▸ 任务 1
请列出记录中凡含有字符串“Appeals”的每一行,逐行照抄。

Blktrace原理简介及使用

Blktrace简介

Blktrace是一个用户态的工具,用来收集磁盘IO信息中当IO进行到块设备层(block层,所以叫blk trace)时的详细信息(如IO请求提交,入队,合并,完成等等一些列的信息)。

 

块设备层处于下图(借用褚霸的图)中的 “block layer”

 

 

Blktrace工作原理

 

(1)     blktrace测试的时候,会分配物理机上逻辑cpu个数个线程,并且每一个线程绑定一个逻辑cpu来收集数据

(2)     blktrace在debugfs挂载的路径(默认是/sys/kernel/debug )下每个线程产生一个文件(就有了对应的文件描述符),然后调用ioctl函数(携带文件描述符, _IOWR(0x12,115,struct blk_user_trace_setup),& blk_user_trace_setup三个参数),产生系统调用将这些东西给内核去调用相应函数来处理,由内核经由debugfs文件系统往此文件描述符写入数据

(3)     blktrace需要结合blkparse来使用,由blkparse来解析blktrace产生的特定格式的二进制数据

(4)     blkparse仅打开blktrace产生的文件,从文件里面取数据做展示以及最后做per cpu的统计输出,但blkparse中展示的数据状态(如 A,U,Q,详细见下)是blkparse在t->action & 0xffff之后自己把数值转换为“A,Q,U之类的状态”来展示的。

 

Blktrace安装

1.       yum install blktrace

2.       源码获取(你也可以从源码安装)

git clone git://git.kernel.org/pub/scm/linux/kernel/git/axboe/blktrace.git bt

cd bt

make

make install

 

Blktrace的使用

 

Debugfs挂载

    由之前的blktrace工作原理可知,blktrace需要借助内核经由debugfs文件系统(debugfs文件系统在内存中)来输出信息

 

所以用blktrace工具之前需要先挂载debugfs文件系统

mount      –t debugfs    debugfs /sys/kernel/debug

 

或者在/etc/fstab中添加下面一行以便在开机启动的时候自动挂载

debug      /sys/kernel/debug           debugfs    default     0       0

 

blktrace具体的磁盘或分区

blktrace具体语法man blktrace,这里讲常用的

 

文件输出

mkdir test  #blktrace生成的数据默认会在当前目录,如之前在blktrace原理中提到,每个逻辑cpu都有一个线程,产生一个文件,故会产生cpu数目个文件

blktrace –d /dev/sda –o test1

#对 /dev/sda的trace,输出文件名为test1. Blktrace.[0-cpu数-1]   (文件里面存的是二进制数据,需要blkparse来解析)

 

终端输出

Blktrace –d /dev/sda –o - |blkparse  -i –

输出到终端用“-”表示,可是都是一堆二进制东西,没法看,所以需要实时blkparse来解析

Blkparse 的“-i”后加文件名,blktrace输出为“-“代表终端(代码里面写死了,就是用这个符号来代表终端),blkparse也用“-”来代表终端解析

 

blkparse解析blktrace产生的数据

blkparse具体语法man blkparse,这里讲常用的

 

文件解析

blkparse  -i    test1 #对test1.blktrace. [0-cpu数-1]都解析(只统计有数据的),

 

实时解析

实时数据的解析即上blktrace的“终端输出”

▸ 记录集
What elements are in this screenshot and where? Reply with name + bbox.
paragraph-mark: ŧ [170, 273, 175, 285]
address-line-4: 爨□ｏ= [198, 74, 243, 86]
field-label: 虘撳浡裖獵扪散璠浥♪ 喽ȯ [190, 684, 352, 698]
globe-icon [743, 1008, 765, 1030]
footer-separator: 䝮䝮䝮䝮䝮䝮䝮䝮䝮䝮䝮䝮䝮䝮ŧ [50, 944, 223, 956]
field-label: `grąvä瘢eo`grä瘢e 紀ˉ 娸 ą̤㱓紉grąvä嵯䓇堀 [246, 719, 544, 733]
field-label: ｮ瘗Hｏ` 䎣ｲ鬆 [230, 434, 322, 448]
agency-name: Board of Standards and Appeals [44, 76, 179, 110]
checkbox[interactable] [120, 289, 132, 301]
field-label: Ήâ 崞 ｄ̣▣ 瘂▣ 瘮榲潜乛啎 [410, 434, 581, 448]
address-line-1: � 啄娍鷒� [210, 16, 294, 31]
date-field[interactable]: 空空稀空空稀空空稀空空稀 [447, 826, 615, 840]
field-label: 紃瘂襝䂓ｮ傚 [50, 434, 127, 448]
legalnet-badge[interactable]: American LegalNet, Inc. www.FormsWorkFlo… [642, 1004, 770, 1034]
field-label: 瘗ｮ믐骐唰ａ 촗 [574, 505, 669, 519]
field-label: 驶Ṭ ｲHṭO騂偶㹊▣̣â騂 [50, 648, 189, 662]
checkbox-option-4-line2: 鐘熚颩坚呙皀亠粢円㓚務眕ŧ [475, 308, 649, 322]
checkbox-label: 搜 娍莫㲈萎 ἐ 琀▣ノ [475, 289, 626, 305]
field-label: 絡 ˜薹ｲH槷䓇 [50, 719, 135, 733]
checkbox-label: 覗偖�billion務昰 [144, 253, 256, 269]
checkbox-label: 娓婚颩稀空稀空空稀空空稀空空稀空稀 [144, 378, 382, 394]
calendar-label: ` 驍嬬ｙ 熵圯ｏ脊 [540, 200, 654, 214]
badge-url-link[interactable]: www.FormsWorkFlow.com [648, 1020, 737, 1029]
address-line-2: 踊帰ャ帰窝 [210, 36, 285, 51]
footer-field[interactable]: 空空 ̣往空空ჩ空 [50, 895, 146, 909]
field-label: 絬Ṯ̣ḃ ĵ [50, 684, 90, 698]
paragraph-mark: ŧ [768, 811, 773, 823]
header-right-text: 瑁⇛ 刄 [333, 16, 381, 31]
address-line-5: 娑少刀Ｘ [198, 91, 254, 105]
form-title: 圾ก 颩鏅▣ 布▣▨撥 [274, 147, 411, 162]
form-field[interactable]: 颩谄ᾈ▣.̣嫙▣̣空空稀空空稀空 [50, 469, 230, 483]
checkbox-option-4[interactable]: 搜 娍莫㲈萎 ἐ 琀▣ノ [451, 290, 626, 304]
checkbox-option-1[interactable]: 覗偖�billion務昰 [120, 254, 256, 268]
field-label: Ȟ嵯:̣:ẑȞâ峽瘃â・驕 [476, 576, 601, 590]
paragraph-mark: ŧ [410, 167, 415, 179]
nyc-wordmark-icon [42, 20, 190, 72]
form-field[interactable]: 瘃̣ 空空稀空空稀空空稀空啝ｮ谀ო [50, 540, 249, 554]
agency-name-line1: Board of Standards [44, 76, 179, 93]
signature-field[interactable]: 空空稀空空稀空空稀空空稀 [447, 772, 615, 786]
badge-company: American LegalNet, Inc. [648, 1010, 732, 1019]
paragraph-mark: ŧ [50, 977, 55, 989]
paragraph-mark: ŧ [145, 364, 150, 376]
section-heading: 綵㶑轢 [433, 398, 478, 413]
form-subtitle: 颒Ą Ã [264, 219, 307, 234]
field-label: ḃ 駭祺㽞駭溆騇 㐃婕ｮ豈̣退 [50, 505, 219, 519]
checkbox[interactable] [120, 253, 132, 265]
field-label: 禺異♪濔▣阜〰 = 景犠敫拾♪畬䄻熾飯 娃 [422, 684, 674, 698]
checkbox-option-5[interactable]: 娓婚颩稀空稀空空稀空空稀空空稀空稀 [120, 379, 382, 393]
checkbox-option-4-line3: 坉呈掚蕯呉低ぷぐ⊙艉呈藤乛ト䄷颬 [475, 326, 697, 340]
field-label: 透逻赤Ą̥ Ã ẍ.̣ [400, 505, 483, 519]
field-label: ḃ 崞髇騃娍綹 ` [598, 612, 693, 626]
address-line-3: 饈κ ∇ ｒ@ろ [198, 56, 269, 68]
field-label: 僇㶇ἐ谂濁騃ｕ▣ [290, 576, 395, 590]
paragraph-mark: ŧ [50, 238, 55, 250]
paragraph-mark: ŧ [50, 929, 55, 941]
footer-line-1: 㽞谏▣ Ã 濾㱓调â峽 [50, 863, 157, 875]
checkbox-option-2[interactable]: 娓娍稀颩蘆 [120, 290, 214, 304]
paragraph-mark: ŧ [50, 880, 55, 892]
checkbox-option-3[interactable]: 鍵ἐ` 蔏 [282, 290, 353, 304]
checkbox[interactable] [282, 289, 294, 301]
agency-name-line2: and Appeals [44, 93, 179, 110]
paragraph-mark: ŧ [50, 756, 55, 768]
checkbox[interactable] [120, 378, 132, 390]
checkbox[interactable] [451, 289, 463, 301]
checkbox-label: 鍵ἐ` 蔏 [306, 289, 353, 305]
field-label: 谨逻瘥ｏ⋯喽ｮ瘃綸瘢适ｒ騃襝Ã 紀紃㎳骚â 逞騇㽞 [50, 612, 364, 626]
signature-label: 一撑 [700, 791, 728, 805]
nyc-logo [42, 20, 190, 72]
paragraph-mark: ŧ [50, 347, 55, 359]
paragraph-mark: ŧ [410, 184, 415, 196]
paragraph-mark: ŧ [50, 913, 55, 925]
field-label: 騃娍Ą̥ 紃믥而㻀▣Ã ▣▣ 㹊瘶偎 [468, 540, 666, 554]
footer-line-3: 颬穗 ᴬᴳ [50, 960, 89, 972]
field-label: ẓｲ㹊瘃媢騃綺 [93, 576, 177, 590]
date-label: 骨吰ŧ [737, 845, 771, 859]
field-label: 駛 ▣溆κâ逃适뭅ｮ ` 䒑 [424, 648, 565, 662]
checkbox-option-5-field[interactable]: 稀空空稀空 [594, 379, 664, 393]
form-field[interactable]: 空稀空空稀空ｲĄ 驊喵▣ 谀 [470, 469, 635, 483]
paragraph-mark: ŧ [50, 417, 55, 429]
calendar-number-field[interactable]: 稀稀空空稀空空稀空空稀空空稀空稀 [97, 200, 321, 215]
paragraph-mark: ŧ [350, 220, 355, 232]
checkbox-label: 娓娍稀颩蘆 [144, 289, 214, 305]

▸ 任务 2
请将选文中的这句话译成英文:“blktrace需要结合blkparse来使用,由blkparse来解析blktrace产生的特定格式的二进制数据”。

▸ 练习答案 1
agency-name: Board of Standards and Appeals [44, 76, 179, 110]
agency-name-line2: and Appeals [44, 93, 179, 110]

▸ 练习答案 2
blktrace must be used together with blkparse, which parses the binary data in a specific format that blktrace produces.